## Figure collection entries
• • •
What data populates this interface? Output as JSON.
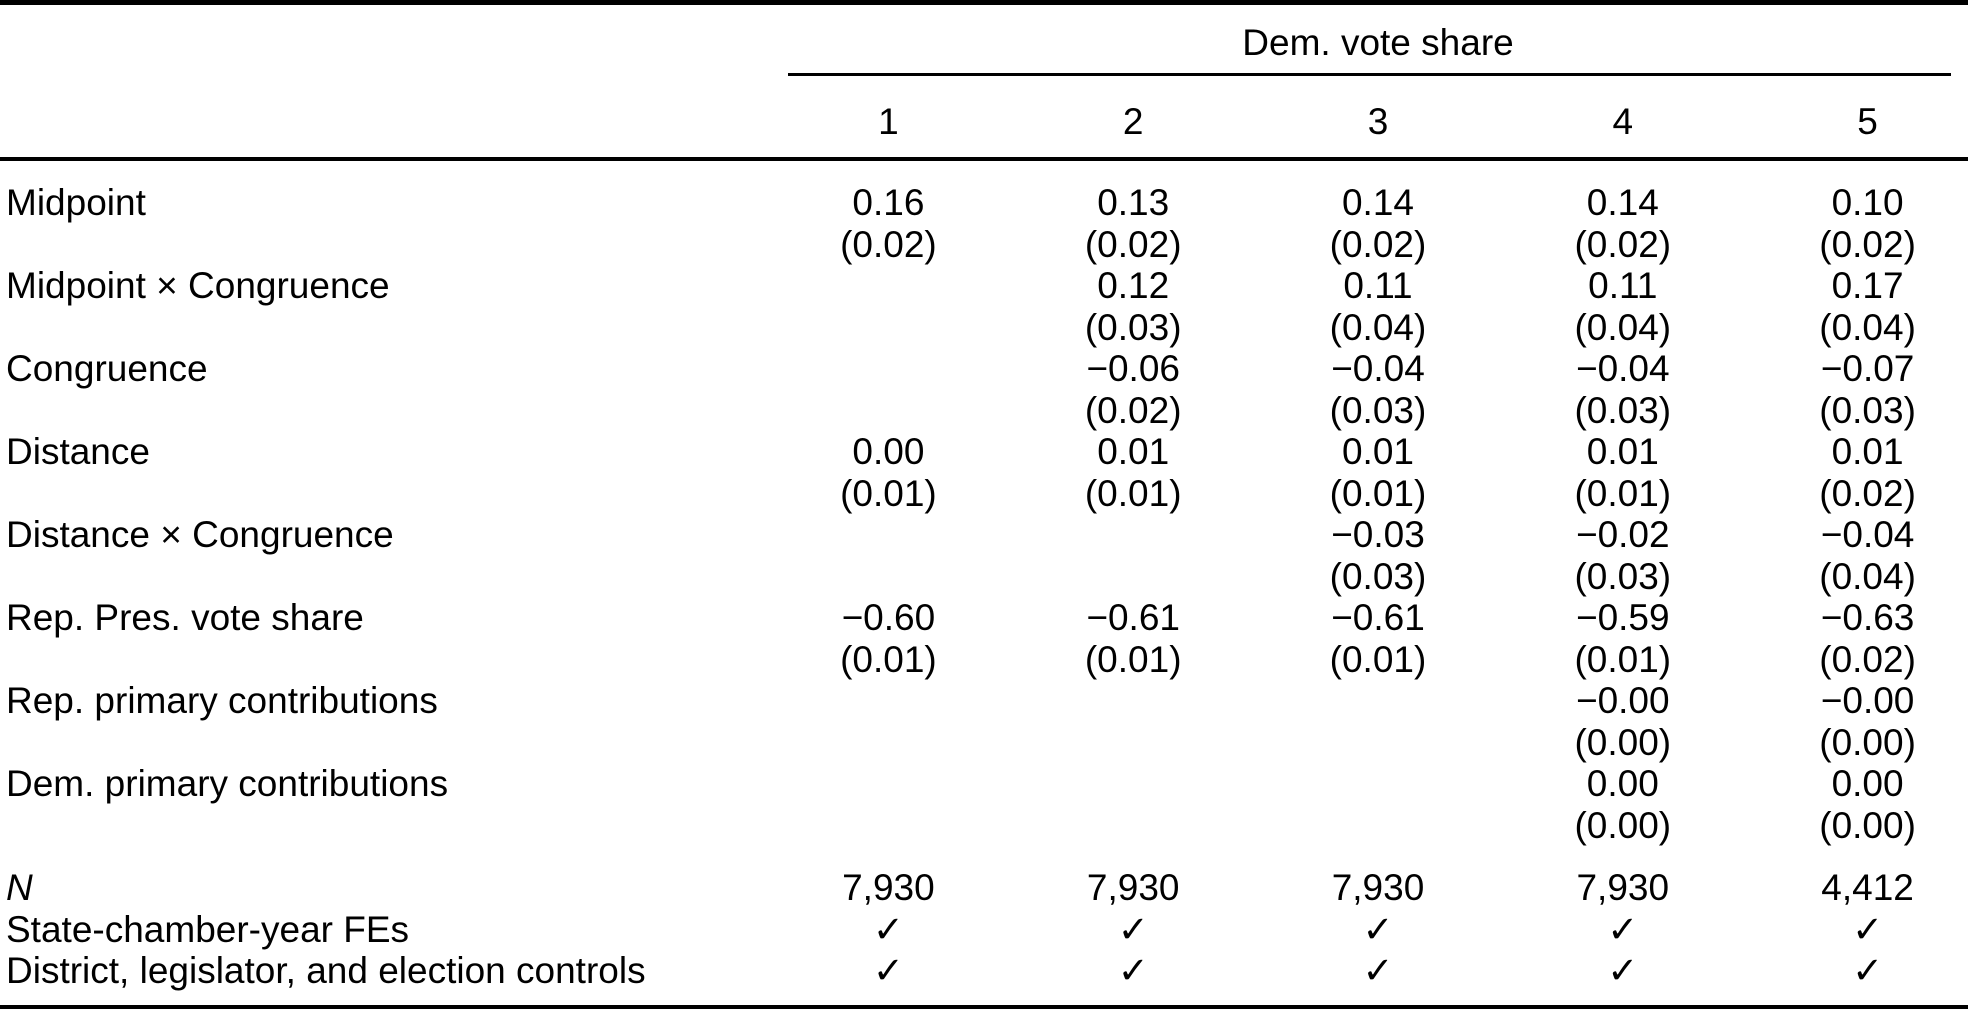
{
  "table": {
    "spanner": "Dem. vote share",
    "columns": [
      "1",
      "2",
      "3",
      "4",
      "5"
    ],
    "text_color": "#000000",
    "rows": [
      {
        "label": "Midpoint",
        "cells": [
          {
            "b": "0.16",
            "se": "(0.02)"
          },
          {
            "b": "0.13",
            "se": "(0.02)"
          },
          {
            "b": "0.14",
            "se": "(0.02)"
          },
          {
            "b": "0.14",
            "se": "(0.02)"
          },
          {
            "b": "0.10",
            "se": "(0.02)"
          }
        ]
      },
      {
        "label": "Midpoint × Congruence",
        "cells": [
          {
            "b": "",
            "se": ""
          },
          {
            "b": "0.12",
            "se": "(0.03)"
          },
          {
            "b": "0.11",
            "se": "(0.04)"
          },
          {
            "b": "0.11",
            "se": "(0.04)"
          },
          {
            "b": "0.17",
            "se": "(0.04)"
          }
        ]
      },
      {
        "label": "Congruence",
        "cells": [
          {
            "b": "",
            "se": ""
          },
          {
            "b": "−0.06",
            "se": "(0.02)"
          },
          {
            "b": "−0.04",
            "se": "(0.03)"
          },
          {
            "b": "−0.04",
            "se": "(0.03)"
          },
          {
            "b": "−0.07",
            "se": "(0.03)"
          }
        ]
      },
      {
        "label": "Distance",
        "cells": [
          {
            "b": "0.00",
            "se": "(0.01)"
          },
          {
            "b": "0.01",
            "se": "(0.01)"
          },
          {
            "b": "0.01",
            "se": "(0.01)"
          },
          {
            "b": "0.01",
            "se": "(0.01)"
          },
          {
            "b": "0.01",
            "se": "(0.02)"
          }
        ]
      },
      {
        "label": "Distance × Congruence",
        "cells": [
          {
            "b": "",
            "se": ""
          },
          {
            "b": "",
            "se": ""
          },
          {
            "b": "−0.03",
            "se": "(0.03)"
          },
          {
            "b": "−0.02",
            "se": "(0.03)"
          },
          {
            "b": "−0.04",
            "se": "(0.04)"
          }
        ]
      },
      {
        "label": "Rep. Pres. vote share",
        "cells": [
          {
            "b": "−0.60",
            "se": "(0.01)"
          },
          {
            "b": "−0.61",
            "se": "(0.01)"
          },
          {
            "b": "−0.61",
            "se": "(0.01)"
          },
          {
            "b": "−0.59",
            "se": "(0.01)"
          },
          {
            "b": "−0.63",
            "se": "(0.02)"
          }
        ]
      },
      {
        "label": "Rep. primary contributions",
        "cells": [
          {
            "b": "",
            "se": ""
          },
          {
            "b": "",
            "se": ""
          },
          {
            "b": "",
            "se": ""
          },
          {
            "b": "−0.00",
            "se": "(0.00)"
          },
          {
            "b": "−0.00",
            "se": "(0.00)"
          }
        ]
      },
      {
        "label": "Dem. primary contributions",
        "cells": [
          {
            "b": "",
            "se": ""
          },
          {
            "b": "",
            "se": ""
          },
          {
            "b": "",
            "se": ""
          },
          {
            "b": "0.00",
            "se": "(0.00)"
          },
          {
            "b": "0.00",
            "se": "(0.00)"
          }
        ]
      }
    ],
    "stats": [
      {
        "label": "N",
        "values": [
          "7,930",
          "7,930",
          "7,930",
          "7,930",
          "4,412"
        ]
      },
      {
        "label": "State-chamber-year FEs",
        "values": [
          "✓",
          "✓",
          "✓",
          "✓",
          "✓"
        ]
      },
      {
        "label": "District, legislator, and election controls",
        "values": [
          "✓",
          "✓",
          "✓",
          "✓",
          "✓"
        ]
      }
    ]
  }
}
• • •
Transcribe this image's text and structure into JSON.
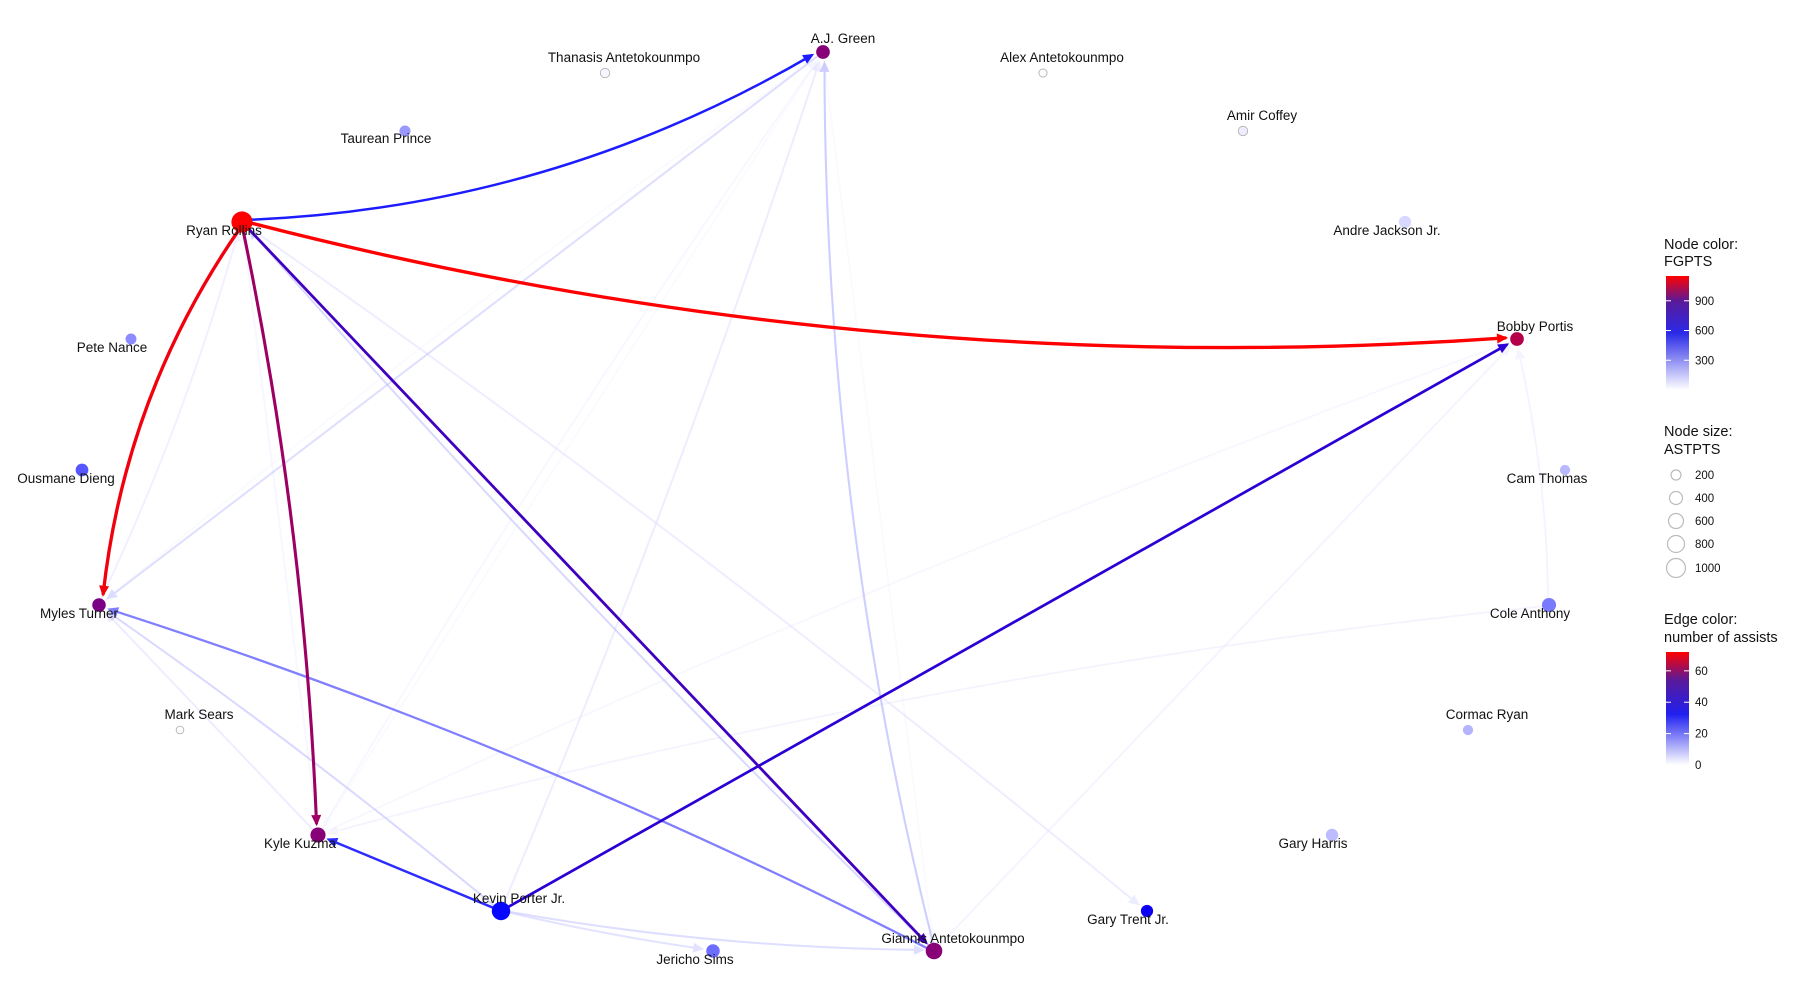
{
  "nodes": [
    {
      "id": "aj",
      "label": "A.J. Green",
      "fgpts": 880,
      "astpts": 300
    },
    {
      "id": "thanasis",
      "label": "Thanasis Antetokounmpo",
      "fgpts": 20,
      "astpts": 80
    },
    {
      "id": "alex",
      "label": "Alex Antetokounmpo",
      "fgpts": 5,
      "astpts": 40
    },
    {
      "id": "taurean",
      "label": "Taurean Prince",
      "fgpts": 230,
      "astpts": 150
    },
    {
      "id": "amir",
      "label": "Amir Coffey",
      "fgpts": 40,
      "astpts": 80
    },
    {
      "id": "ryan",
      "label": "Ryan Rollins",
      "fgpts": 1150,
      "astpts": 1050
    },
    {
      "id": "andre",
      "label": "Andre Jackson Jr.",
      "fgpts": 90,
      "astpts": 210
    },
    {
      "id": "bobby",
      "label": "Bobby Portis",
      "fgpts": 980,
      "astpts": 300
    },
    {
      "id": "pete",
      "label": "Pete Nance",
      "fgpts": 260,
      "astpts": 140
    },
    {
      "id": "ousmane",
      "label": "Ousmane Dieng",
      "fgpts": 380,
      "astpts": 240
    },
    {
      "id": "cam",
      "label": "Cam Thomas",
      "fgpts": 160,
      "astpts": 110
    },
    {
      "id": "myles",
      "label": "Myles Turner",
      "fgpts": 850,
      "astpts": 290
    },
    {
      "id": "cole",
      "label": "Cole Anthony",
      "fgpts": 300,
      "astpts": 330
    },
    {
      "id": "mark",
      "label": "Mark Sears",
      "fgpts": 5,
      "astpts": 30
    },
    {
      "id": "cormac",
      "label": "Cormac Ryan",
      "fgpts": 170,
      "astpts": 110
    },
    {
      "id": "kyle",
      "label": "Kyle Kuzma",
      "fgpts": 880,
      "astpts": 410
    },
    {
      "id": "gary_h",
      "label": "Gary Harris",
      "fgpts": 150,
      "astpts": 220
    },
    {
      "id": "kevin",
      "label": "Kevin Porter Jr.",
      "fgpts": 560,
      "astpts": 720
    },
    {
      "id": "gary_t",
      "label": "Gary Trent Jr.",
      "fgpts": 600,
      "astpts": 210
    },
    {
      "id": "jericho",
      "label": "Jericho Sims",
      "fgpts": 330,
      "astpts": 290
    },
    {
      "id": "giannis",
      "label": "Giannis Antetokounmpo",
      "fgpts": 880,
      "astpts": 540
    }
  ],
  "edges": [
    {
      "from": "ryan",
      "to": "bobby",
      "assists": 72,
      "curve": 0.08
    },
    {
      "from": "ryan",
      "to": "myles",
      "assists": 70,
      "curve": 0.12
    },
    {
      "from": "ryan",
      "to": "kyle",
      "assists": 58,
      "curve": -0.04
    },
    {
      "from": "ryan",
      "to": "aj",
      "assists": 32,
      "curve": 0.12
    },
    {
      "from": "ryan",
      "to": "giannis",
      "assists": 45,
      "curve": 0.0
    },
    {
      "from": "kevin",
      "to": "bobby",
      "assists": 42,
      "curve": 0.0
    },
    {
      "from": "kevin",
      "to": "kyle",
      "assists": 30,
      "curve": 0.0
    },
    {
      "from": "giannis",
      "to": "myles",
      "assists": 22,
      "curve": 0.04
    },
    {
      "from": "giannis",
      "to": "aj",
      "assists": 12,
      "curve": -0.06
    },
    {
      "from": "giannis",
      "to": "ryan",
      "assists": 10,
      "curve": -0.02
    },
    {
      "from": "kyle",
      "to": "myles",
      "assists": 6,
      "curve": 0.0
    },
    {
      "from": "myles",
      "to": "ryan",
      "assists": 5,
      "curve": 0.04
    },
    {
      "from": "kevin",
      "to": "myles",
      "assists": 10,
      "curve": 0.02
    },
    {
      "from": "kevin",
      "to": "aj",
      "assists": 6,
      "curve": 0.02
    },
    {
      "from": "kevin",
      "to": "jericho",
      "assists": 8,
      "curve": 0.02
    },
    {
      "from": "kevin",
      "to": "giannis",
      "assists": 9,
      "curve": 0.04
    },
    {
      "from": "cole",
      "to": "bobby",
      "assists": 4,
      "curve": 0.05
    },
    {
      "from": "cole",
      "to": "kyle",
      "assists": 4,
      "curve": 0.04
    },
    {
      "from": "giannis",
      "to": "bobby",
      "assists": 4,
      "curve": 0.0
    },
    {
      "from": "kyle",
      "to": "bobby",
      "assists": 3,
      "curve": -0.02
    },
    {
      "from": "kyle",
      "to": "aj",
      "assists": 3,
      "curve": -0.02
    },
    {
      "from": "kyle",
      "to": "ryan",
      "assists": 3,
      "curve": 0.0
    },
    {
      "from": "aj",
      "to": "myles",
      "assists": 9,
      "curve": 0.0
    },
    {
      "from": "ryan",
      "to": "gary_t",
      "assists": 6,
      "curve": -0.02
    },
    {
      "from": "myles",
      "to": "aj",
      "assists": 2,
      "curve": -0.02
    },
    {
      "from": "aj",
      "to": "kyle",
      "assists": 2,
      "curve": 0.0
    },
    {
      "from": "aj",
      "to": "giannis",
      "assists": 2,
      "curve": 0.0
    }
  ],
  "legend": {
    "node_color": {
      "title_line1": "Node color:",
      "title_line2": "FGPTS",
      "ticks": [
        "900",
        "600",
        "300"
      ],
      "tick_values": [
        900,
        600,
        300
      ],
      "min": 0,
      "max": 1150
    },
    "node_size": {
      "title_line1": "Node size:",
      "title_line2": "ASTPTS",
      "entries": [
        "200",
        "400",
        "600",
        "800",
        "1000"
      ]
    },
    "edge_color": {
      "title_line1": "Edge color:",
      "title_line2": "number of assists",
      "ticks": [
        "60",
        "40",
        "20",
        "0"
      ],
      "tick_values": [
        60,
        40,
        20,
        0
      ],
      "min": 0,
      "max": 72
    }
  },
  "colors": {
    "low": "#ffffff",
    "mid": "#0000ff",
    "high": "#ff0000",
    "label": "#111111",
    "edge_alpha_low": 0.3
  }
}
• • •
## Directions for this task
For each line of the entries that includes "JSON", show that line.

## Exercise output
What data populates this interface? Output as JSON.
Transcribe this image's text and structure into JSON.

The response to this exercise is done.